_WRITTEN REQUEST:_ Reproduce all records exactly.

[Stored items]

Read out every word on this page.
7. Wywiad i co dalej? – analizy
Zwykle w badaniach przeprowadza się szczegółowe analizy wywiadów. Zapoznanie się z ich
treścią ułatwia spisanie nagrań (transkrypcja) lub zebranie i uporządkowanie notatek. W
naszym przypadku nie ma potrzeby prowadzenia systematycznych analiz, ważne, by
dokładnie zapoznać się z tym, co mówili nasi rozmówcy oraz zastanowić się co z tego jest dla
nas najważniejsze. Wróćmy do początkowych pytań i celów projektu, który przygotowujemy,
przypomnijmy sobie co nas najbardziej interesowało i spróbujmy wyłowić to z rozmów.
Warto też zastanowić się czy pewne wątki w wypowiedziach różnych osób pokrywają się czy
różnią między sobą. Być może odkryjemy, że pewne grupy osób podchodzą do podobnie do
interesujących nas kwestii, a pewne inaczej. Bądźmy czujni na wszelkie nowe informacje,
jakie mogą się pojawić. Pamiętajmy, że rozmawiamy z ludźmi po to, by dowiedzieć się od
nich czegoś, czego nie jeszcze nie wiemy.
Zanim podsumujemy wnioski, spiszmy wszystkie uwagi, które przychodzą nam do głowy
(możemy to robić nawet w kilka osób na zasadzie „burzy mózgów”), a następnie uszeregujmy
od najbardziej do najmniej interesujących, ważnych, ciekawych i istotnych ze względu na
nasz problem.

_EXERCISE RESULT:_
Read out every word on this page.
7. Wywiad i co dalej? – analizy
Zwykle w badaniach przeprowadza się szczegółowe analizy wywiadów. Zapoznanie się z ich
treścią ułatwia spisanie nagrań (transkrypcja) lub zebranie i uporządkowanie notatek. W
naszym przypadku nie ma potrzeby prowadzenia systematycznych analiz, ważne, by
dokładnie zapoznać się z tym, co mówili nasi rozmówcy oraz zastanowić się co z tego jest dla
nas najważniejsze. Wróćmy do początkowych pytań i celów projektu, który przygotowujemy,
przypomnijmy sobie co nas najbardziej interesowało i spróbujmy wyłowić to z rozmów.
Warto też zastanowić się czy pewne wątki w wypowiedziach różnych osób pokrywają się czy
różnią między sobą. Być może odkryjemy, że pewne grupy osób podchodzą do podobnie do
interesujących nas kwestii, a pewne inaczej. Bądźmy czujni na wszelkie nowe informacje,
jakie mogą się pojawić. Pamiętajmy, że rozmawiamy z ludźmi po to, by dowiedzieć się od
nich czegoś, czego nie jeszcze nie wiemy.
Zanim podsumujemy wnioski, spiszmy wszystkie uwagi, które przychodzą nam do głowy
(możemy to robić nawet w kilka osób na zasadzie „burzy mózgów”), a następnie uszeregujmy
od najbardziej do najmniej interesujących, ważnych, ciekawych i istotnych ze względu na
nasz problem.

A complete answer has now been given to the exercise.